#### WORK INSTRUCTIONS:
A verbatim copy of the records is required, with all pictures left out.

[Figure contents as structured data]
━━━━━━━━

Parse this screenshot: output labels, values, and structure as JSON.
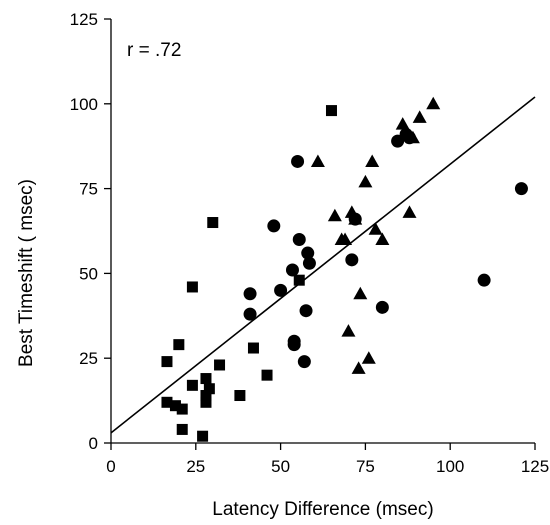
{
  "chart_data": {
    "type": "scatter",
    "title": "",
    "xlabel": "Latency Difference (msec)",
    "ylabel": "Best Timeshift ( msec)",
    "xlim": [
      0,
      125
    ],
    "ylim": [
      0,
      125
    ],
    "xticks": [
      "0",
      "25",
      "50",
      "75",
      "100",
      "125"
    ],
    "yticks": [
      "0",
      "25",
      "50",
      "75",
      "100",
      "125"
    ],
    "grid": false,
    "annotation": "r = .72",
    "colors": {
      "marker": "#000000",
      "line": "#000000",
      "axis": "#000000"
    },
    "series": [
      {
        "marker": "square",
        "points": [
          [
            16.5,
            12
          ],
          [
            19,
            11
          ],
          [
            16.5,
            24
          ],
          [
            20,
            29
          ],
          [
            21,
            10
          ],
          [
            21,
            4
          ],
          [
            24,
            46
          ],
          [
            24,
            17
          ],
          [
            27,
            2
          ],
          [
            28,
            19
          ],
          [
            28,
            14
          ],
          [
            28,
            12
          ],
          [
            29,
            16
          ],
          [
            30,
            65
          ],
          [
            32,
            23
          ],
          [
            38,
            14
          ],
          [
            42,
            28
          ],
          [
            46,
            20
          ],
          [
            55.5,
            48
          ],
          [
            65,
            98
          ]
        ]
      },
      {
        "marker": "circle",
        "points": [
          [
            41,
            44
          ],
          [
            41,
            38
          ],
          [
            48,
            64
          ],
          [
            50,
            45
          ],
          [
            53.5,
            51
          ],
          [
            54,
            30
          ],
          [
            54,
            29
          ],
          [
            55,
            83
          ],
          [
            55.5,
            60
          ],
          [
            57,
            24
          ],
          [
            57.5,
            39
          ],
          [
            58,
            56
          ],
          [
            58.5,
            53
          ],
          [
            71,
            54
          ],
          [
            72,
            66
          ],
          [
            80,
            40
          ],
          [
            84.5,
            89
          ],
          [
            87,
            91
          ],
          [
            88,
            90
          ],
          [
            110,
            48
          ],
          [
            121,
            75
          ]
        ]
      },
      {
        "marker": "triangle",
        "points": [
          [
            61,
            83
          ],
          [
            66,
            67
          ],
          [
            69,
            60
          ],
          [
            70,
            33
          ],
          [
            71,
            68
          ],
          [
            72,
            66
          ],
          [
            73,
            22
          ],
          [
            73.5,
            44
          ],
          [
            75,
            77
          ],
          [
            76,
            25
          ],
          [
            77,
            83
          ],
          [
            78,
            63
          ],
          [
            80,
            60
          ],
          [
            86,
            94
          ],
          [
            88,
            68
          ],
          [
            89,
            90
          ],
          [
            91,
            96
          ],
          [
            95,
            100
          ],
          [
            68,
            60
          ]
        ]
      }
    ],
    "regression_line": {
      "x": [
        0,
        125
      ],
      "y": [
        3,
        102
      ]
    }
  }
}
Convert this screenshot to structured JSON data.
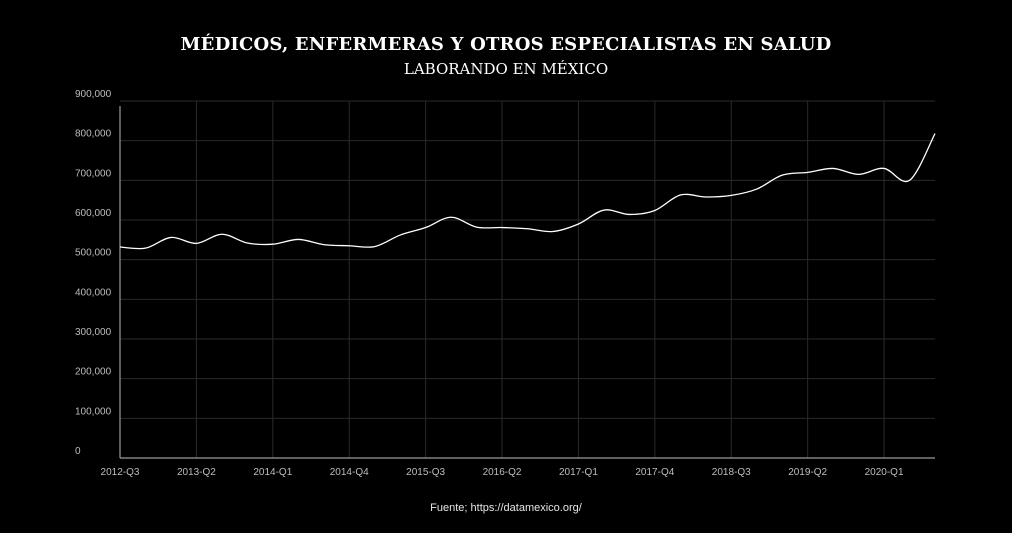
{
  "colors": {
    "background": "#000000",
    "line": "#ffffff",
    "grid": "#2a2a2a",
    "axis": "#9a9a9a",
    "text": "#bdbdbd"
  },
  "header": {
    "title": "MÉDICOS, ENFERMERAS Y OTROS ESPECIALISTAS EN SALUD",
    "subtitle": "LABORANDO EN MÉXICO"
  },
  "footer": {
    "source": "Fuente; https://datamexico.org/"
  },
  "chart_data": {
    "type": "line",
    "title": "MÉDICOS, ENFERMERAS Y OTROS ESPECIALISTAS EN SALUD",
    "subtitle": "LABORANDO EN MÉXICO",
    "xlabel": "",
    "ylabel": "",
    "ylim": [
      0,
      900000
    ],
    "grid": true,
    "y_ticks": [
      0,
      100000,
      200000,
      300000,
      400000,
      500000,
      600000,
      700000,
      800000,
      900000
    ],
    "y_tick_labels": [
      "0",
      "100,000",
      "200,000",
      "300,000",
      "400,000",
      "500,000",
      "600,000",
      "700,000",
      "800,000",
      "900,000"
    ],
    "x_tick_labels": [
      "2012-Q3",
      "2013-Q2",
      "2014-Q1",
      "2014-Q4",
      "2015-Q3",
      "2016-Q2",
      "2017-Q1",
      "2017-Q4",
      "2018-Q3",
      "2019-Q2",
      "2020-Q1"
    ],
    "categories": [
      "2012-Q3",
      "2012-Q4",
      "2013-Q1",
      "2013-Q2",
      "2013-Q3",
      "2013-Q4",
      "2014-Q1",
      "2014-Q2",
      "2014-Q3",
      "2014-Q4",
      "2015-Q1",
      "2015-Q2",
      "2015-Q3",
      "2015-Q4",
      "2016-Q1",
      "2016-Q2",
      "2016-Q3",
      "2016-Q4",
      "2017-Q1",
      "2017-Q2",
      "2017-Q3",
      "2017-Q4",
      "2018-Q1",
      "2018-Q2",
      "2018-Q3",
      "2018-Q4",
      "2019-Q1",
      "2019-Q2",
      "2019-Q3",
      "2019-Q4",
      "2020-Q1",
      "2020-Q2",
      "2020-Q3"
    ],
    "series": [
      {
        "values": [
          532000,
          529000,
          556000,
          541000,
          564000,
          542000,
          539000,
          551000,
          538000,
          535000,
          533000,
          562000,
          581000,
          607000,
          582000,
          581000,
          578000,
          571000,
          590000,
          625000,
          614000,
          624000,
          663000,
          658000,
          662000,
          678000,
          713000,
          720000,
          730000,
          715000,
          730000,
          700000,
          818000
        ]
      }
    ]
  }
}
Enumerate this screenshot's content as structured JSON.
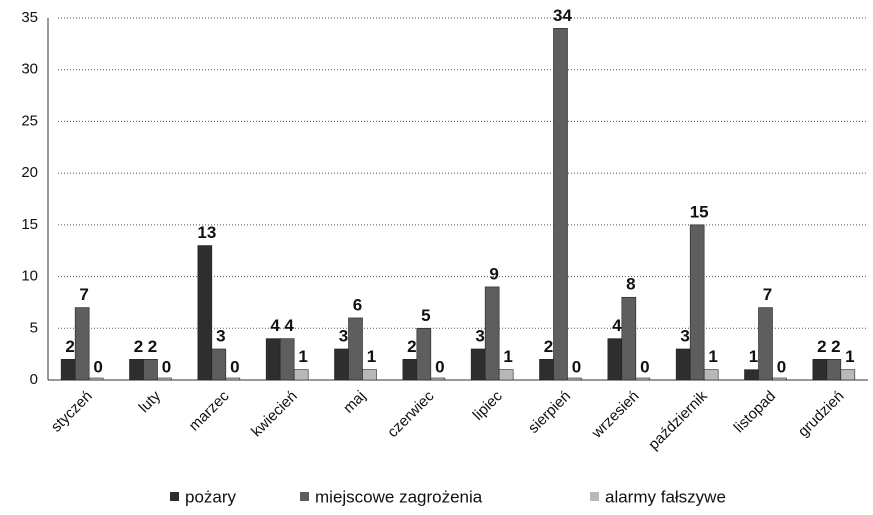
{
  "chart_data": {
    "type": "bar",
    "categories": [
      "styczeń",
      "luty",
      "marzec",
      "kwiecień",
      "maj",
      "czerwiec",
      "lipiec",
      "sierpień",
      "wrzesień",
      "październik",
      "listopad",
      "grudzień"
    ],
    "series": [
      {
        "name": "pożary",
        "color": "#2e2e2e",
        "values": [
          2,
          2,
          13,
          4,
          3,
          2,
          3,
          2,
          4,
          3,
          1,
          2
        ]
      },
      {
        "name": "miejscowe zagrożenia",
        "color": "#5e5e5e",
        "values": [
          7,
          2,
          3,
          4,
          6,
          5,
          9,
          34,
          8,
          15,
          7,
          2
        ]
      },
      {
        "name": "alarmy fałszywe",
        "color": "#b8b8b8",
        "values": [
          0,
          0,
          0,
          1,
          1,
          0,
          1,
          0,
          0,
          1,
          0,
          1
        ]
      }
    ],
    "ylim": [
      0,
      35
    ],
    "yticks": [
      0,
      5,
      10,
      15,
      20,
      25,
      30,
      35
    ],
    "grid": true
  }
}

━━━━━━━━

#### TASK SOLUTION:
Parse this screenshot: output labels, values, and structure as JSON.
{
  "chart_data": {
    "type": "scatter",
    "title": "",
    "xlabel": "Latency Difference (msec)",
    "ylabel": "Best Timeshift ( msec)",
    "xlim": [
      0,
      125
    ],
    "ylim": [
      0,
      125
    ],
    "xticks": [
      "0",
      "25",
      "50",
      "75",
      "100",
      "125"
    ],
    "yticks": [
      "0",
      "25",
      "50",
      "75",
      "100",
      "125"
    ],
    "grid": false,
    "annotation": "r = .72",
    "colors": {
      "marker": "#000000",
      "line": "#000000",
      "axis": "#000000"
    },
    "series": [
      {
        "marker": "square",
        "points": [
          [
            16.5,
            12
          ],
          [
            19,
            11
          ],
          [
            16.5,
            24
          ],
          [
            20,
            29
          ],
          [
            21,
            10
          ],
          [
            21,
            4
          ],
          [
            24,
            46
          ],
          [
            24,
            17
          ],
          [
            27,
            2
          ],
          [
            28,
            19
          ],
          [
            28,
            14
          ],
          [
            28,
            12
          ],
          [
            29,
            16
          ],
          [
            30,
            65
          ],
          [
            32,
            23
          ],
          [
            38,
            14
          ],
          [
            42,
            28
          ],
          [
            46,
            20
          ],
          [
            55.5,
            48
          ],
          [
            65,
            98
          ]
        ]
      },
      {
        "marker": "circle",
        "points": [
          [
            41,
            44
          ],
          [
            41,
            38
          ],
          [
            48,
            64
          ],
          [
            50,
            45
          ],
          [
            53.5,
            51
          ],
          [
            54,
            30
          ],
          [
            54,
            29
          ],
          [
            55,
            83
          ],
          [
            55.5,
            60
          ],
          [
            57,
            24
          ],
          [
            57.5,
            39
          ],
          [
            58,
            56
          ],
          [
            58.5,
            53
          ],
          [
            71,
            54
          ],
          [
            72,
            66
          ],
          [
            80,
            40
          ],
          [
            84.5,
            89
          ],
          [
            87,
            91
          ],
          [
            88,
            90
          ],
          [
            110,
            48
          ],
          [
            121,
            75
          ]
        ]
      },
      {
        "marker": "triangle",
        "points": [
          [
            61,
            83
          ],
          [
            66,
            67
          ],
          [
            69,
            60
          ],
          [
            70,
            33
          ],
          [
            71,
            68
          ],
          [
            72,
            66
          ],
          [
            73,
            22
          ],
          [
            73.5,
            44
          ],
          [
            75,
            77
          ],
          [
            76,
            25
          ],
          [
            77,
            83
          ],
          [
            78,
            63
          ],
          [
            80,
            60
          ],
          [
            86,
            94
          ],
          [
            88,
            68
          ],
          [
            89,
            90
          ],
          [
            91,
            96
          ],
          [
            95,
            100
          ],
          [
            68,
            60
          ]
        ]
      }
    ],
    "regression_line": {
      "x": [
        0,
        125
      ],
      "y": [
        3,
        102
      ]
    }
  }
}
Convert this screenshot to structured JSON data.
{
  "colors": {
    "background": "#000000",
    "line": "#ffffff",
    "grid": "#2a2a2a",
    "axis": "#9a9a9a",
    "text": "#bdbdbd"
  },
  "header": {
    "title": "MÉDICOS, ENFERMERAS Y OTROS ESPECIALISTAS EN SALUD",
    "subtitle": "LABORANDO EN MÉXICO"
  },
  "footer": {
    "source": "Fuente; https://datamexico.org/"
  },
  "chart_data": {
    "type": "line",
    "title": "MÉDICOS, ENFERMERAS Y OTROS ESPECIALISTAS EN SALUD",
    "subtitle": "LABORANDO EN MÉXICO",
    "xlabel": "",
    "ylabel": "",
    "ylim": [
      0,
      900000
    ],
    "grid": true,
    "y_ticks": [
      0,
      100000,
      200000,
      300000,
      400000,
      500000,
      600000,
      700000,
      800000,
      900000
    ],
    "y_tick_labels": [
      "0",
      "100,000",
      "200,000",
      "300,000",
      "400,000",
      "500,000",
      "600,000",
      "700,000",
      "800,000",
      "900,000"
    ],
    "x_tick_labels": [
      "2012-Q3",
      "2013-Q2",
      "2014-Q1",
      "2014-Q4",
      "2015-Q3",
      "2016-Q2",
      "2017-Q1",
      "2017-Q4",
      "2018-Q3",
      "2019-Q2",
      "2020-Q1"
    ],
    "categories": [
      "2012-Q3",
      "2012-Q4",
      "2013-Q1",
      "2013-Q2",
      "2013-Q3",
      "2013-Q4",
      "2014-Q1",
      "2014-Q2",
      "2014-Q3",
      "2014-Q4",
      "2015-Q1",
      "2015-Q2",
      "2015-Q3",
      "2015-Q4",
      "2016-Q1",
      "2016-Q2",
      "2016-Q3",
      "2016-Q4",
      "2017-Q1",
      "2017-Q2",
      "2017-Q3",
      "2017-Q4",
      "2018-Q1",
      "2018-Q2",
      "2018-Q3",
      "2018-Q4",
      "2019-Q1",
      "2019-Q2",
      "2019-Q3",
      "2019-Q4",
      "2020-Q1",
      "2020-Q2",
      "2020-Q3"
    ],
    "series": [
      {
        "values": [
          532000,
          529000,
          556000,
          541000,
          564000,
          542000,
          539000,
          551000,
          538000,
          535000,
          533000,
          562000,
          581000,
          607000,
          582000,
          581000,
          578000,
          571000,
          590000,
          625000,
          614000,
          624000,
          663000,
          658000,
          662000,
          678000,
          713000,
          720000,
          730000,
          715000,
          730000,
          700000,
          818000
        ]
      }
    ]
  }
}
Enumerate this screenshot's content as structured JSON.
{
  "chart_data": {
    "type": "bar",
    "categories": [
      "styczeń",
      "luty",
      "marzec",
      "kwiecień",
      "maj",
      "czerwiec",
      "lipiec",
      "sierpień",
      "wrzesień",
      "październik",
      "listopad",
      "grudzień"
    ],
    "series": [
      {
        "name": "pożary",
        "color": "#2e2e2e",
        "values": [
          2,
          2,
          13,
          4,
          3,
          2,
          3,
          2,
          4,
          3,
          1,
          2
        ]
      },
      {
        "name": "miejscowe zagrożenia",
        "color": "#5e5e5e",
        "values": [
          7,
          2,
          3,
          4,
          6,
          5,
          9,
          34,
          8,
          15,
          7,
          2
        ]
      },
      {
        "name": "alarmy fałszywe",
        "color": "#b8b8b8",
        "values": [
          0,
          0,
          0,
          1,
          1,
          0,
          1,
          0,
          0,
          1,
          0,
          1
        ]
      }
    ],
    "ylim": [
      0,
      35
    ],
    "yticks": [
      0,
      5,
      10,
      15,
      20,
      25,
      30,
      35
    ],
    "grid": true
  }
}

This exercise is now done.